# [AIM OF THE EXERCISE]
Every line of the material is to be quoted verbatim, minus the pictures.

** Begin SUPPLIED DATA **

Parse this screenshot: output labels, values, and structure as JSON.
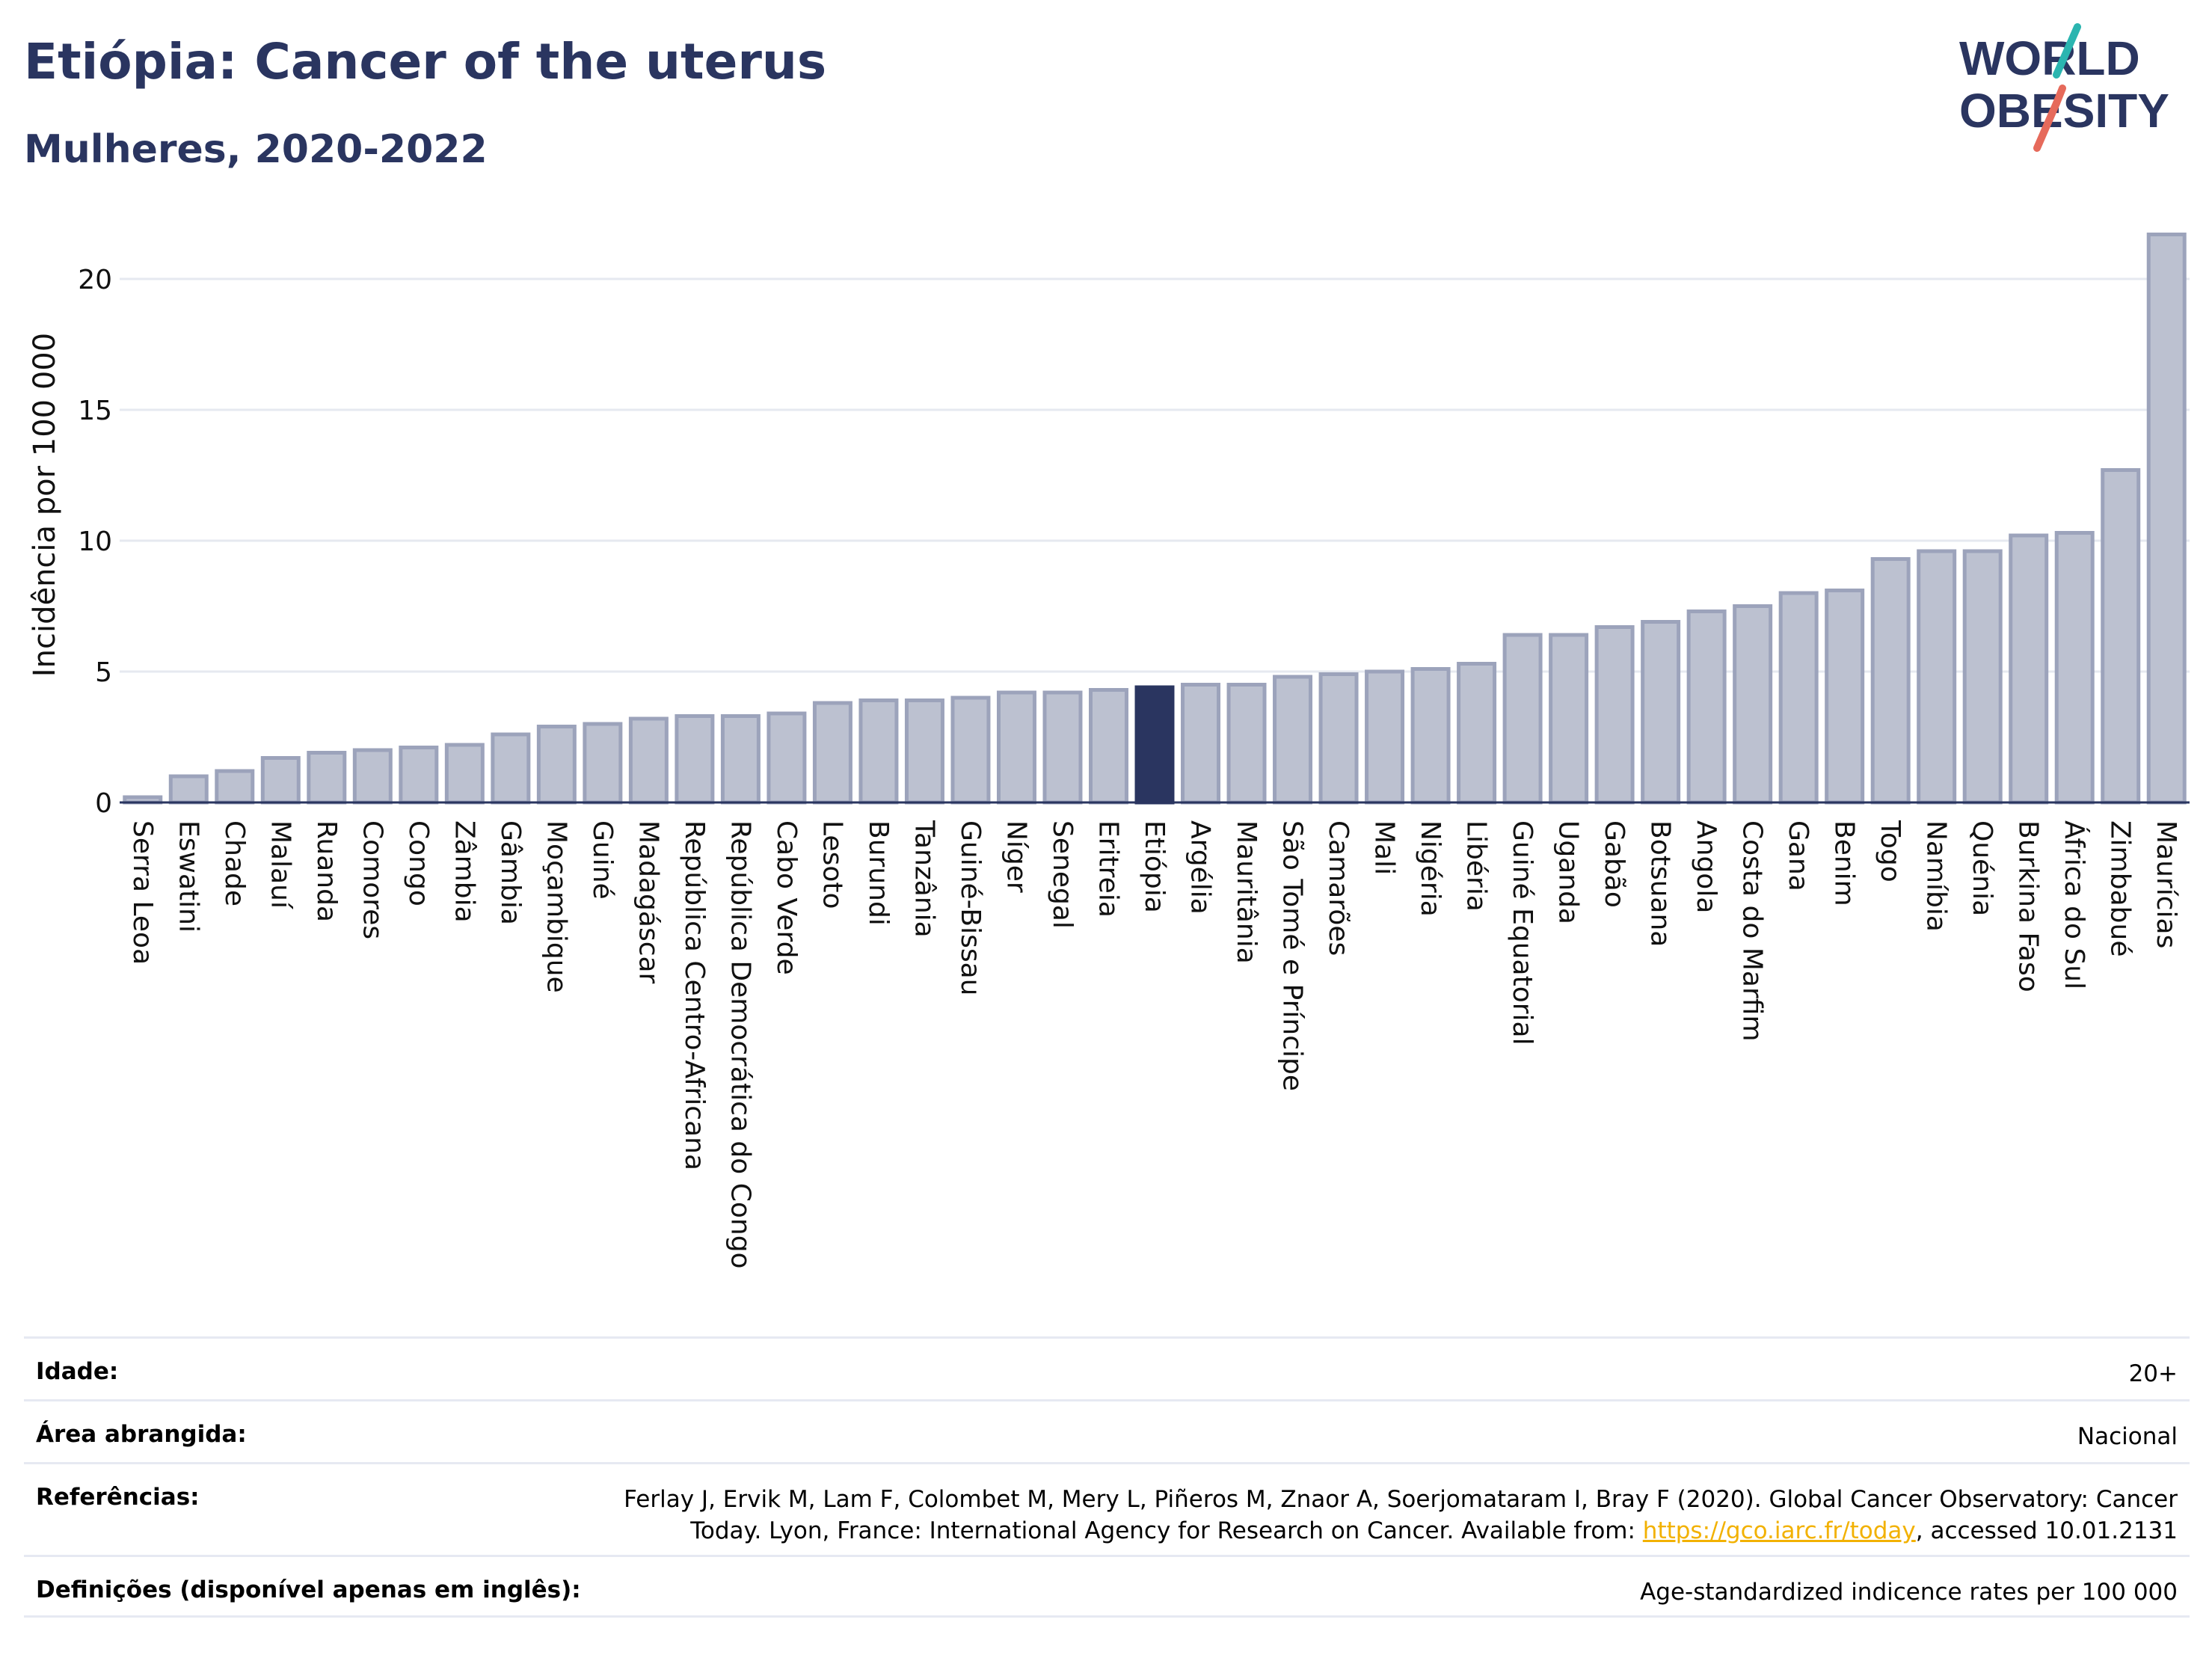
{
  "header": {
    "title": "Etiópia: Cancer of the uterus",
    "subtitle": "Mulheres, 2020-2022",
    "logo_line1": "WORLD",
    "logo_line2": "OBESITY"
  },
  "colors": {
    "bar_fill": "#bcc1d0",
    "bar_stroke": "#9ca3bb",
    "highlight": "#2a3560",
    "title": "#2a3560",
    "gridline": "#e6e9f0",
    "logo_teal": "#2bb5b0",
    "logo_red": "#e66a5b",
    "link": "#f2b100"
  },
  "chart_data": {
    "type": "bar",
    "title": "Etiópia: Cancer of the uterus",
    "subtitle": "Mulheres, 2020-2022",
    "xlabel": "",
    "ylabel": "Incidência por 100 000",
    "ylim": [
      0,
      22.5
    ],
    "yticks": [
      0,
      5,
      10,
      15,
      20
    ],
    "grid": true,
    "highlight_category": "Etiópia",
    "categories": [
      "Serra Leoa",
      "Eswatini",
      "Chade",
      "Malauí",
      "Ruanda",
      "Comores",
      "Congo",
      "Zâmbia",
      "Gâmbia",
      "Moçambique",
      "Guiné",
      "Madagáscar",
      "República Centro-Africana",
      "República Democrática do Congo",
      "Cabo Verde",
      "Lesoto",
      "Burundi",
      "Tanzânia",
      "Guiné-Bissau",
      "Níger",
      "Senegal",
      "Eritreia",
      "Etiópia",
      "Argélia",
      "Mauritânia",
      "São Tomé e Príncipe",
      "Camarões",
      "Mali",
      "Nigéria",
      "Libéria",
      "Guiné Equatorial",
      "Uganda",
      "Gabão",
      "Botsuana",
      "Angola",
      "Costa do Marfim",
      "Gana",
      "Benim",
      "Togo",
      "Namíbia",
      "Quénia",
      "Burkina Faso",
      "África do Sul",
      "Zimbabué",
      "Maurícias"
    ],
    "values": [
      0.2,
      1.0,
      1.2,
      1.7,
      1.9,
      2.0,
      2.1,
      2.2,
      2.6,
      2.9,
      3.0,
      3.2,
      3.3,
      3.3,
      3.4,
      3.8,
      3.9,
      3.9,
      4.0,
      4.2,
      4.2,
      4.3,
      4.4,
      4.5,
      4.5,
      4.8,
      4.9,
      5.0,
      5.1,
      5.3,
      6.4,
      6.4,
      6.7,
      6.9,
      7.3,
      7.5,
      8.0,
      8.1,
      9.3,
      9.6,
      9.6,
      10.2,
      10.3,
      12.7,
      21.7
    ]
  },
  "info": {
    "rows": [
      {
        "label": "Idade:",
        "value": "20+"
      },
      {
        "label": "Área abrangida:",
        "value": "Nacional"
      },
      {
        "label": "Referências:",
        "value_pre": "Ferlay J, Ervik M, Lam F, Colombet M, Mery L, Piñeros M, Znaor A, Soerjomataram I, Bray F (2020). Global Cancer Observatory: Cancer Today. Lyon, France: International Agency for Research on Cancer. Available from: ",
        "link": "https://gco.iarc.fr/today",
        "value_post": ", accessed 10.01.2131"
      },
      {
        "label": "Definições (disponível apenas em inglês):",
        "value": "Age-standardized indicence rates per 100 000"
      }
    ]
  }
}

** End SUPPLIED DATA **

# [SOLUTION TO THE EXERCISE]
Parse this screenshot: output labels, values, and structure as JSON.
{
  "header": {
    "title": "Etiópia: Cancer of the uterus",
    "subtitle": "Mulheres, 2020-2022",
    "logo_line1": "WORLD",
    "logo_line2": "OBESITY"
  },
  "colors": {
    "bar_fill": "#bcc1d0",
    "bar_stroke": "#9ca3bb",
    "highlight": "#2a3560",
    "title": "#2a3560",
    "gridline": "#e6e9f0",
    "logo_teal": "#2bb5b0",
    "logo_red": "#e66a5b",
    "link": "#f2b100"
  },
  "chart_data": {
    "type": "bar",
    "title": "Etiópia: Cancer of the uterus",
    "subtitle": "Mulheres, 2020-2022",
    "xlabel": "",
    "ylabel": "Incidência por 100 000",
    "ylim": [
      0,
      22.5
    ],
    "yticks": [
      0,
      5,
      10,
      15,
      20
    ],
    "grid": true,
    "highlight_category": "Etiópia",
    "categories": [
      "Serra Leoa",
      "Eswatini",
      "Chade",
      "Malauí",
      "Ruanda",
      "Comores",
      "Congo",
      "Zâmbia",
      "Gâmbia",
      "Moçambique",
      "Guiné",
      "Madagáscar",
      "República Centro-Africana",
      "República Democrática do Congo",
      "Cabo Verde",
      "Lesoto",
      "Burundi",
      "Tanzânia",
      "Guiné-Bissau",
      "Níger",
      "Senegal",
      "Eritreia",
      "Etiópia",
      "Argélia",
      "Mauritânia",
      "São Tomé e Príncipe",
      "Camarões",
      "Mali",
      "Nigéria",
      "Libéria",
      "Guiné Equatorial",
      "Uganda",
      "Gabão",
      "Botsuana",
      "Angola",
      "Costa do Marfim",
      "Gana",
      "Benim",
      "Togo",
      "Namíbia",
      "Quénia",
      "Burkina Faso",
      "África do Sul",
      "Zimbabué",
      "Maurícias"
    ],
    "values": [
      0.2,
      1.0,
      1.2,
      1.7,
      1.9,
      2.0,
      2.1,
      2.2,
      2.6,
      2.9,
      3.0,
      3.2,
      3.3,
      3.3,
      3.4,
      3.8,
      3.9,
      3.9,
      4.0,
      4.2,
      4.2,
      4.3,
      4.4,
      4.5,
      4.5,
      4.8,
      4.9,
      5.0,
      5.1,
      5.3,
      6.4,
      6.4,
      6.7,
      6.9,
      7.3,
      7.5,
      8.0,
      8.1,
      9.3,
      9.6,
      9.6,
      10.2,
      10.3,
      12.7,
      21.7
    ]
  },
  "info": {
    "rows": [
      {
        "label": "Idade:",
        "value": "20+"
      },
      {
        "label": "Área abrangida:",
        "value": "Nacional"
      },
      {
        "label": "Referências:",
        "value_pre": "Ferlay J, Ervik M, Lam F, Colombet M, Mery L, Piñeros M, Znaor A, Soerjomataram I, Bray F (2020). Global Cancer Observatory: Cancer Today. Lyon, France: International Agency for Research on Cancer. Available from: ",
        "link": "https://gco.iarc.fr/today",
        "value_post": ", accessed 10.01.2131"
      },
      {
        "label": "Definições (disponível apenas em inglês):",
        "value": "Age-standardized indicence rates per 100 000"
      }
    ]
  }
}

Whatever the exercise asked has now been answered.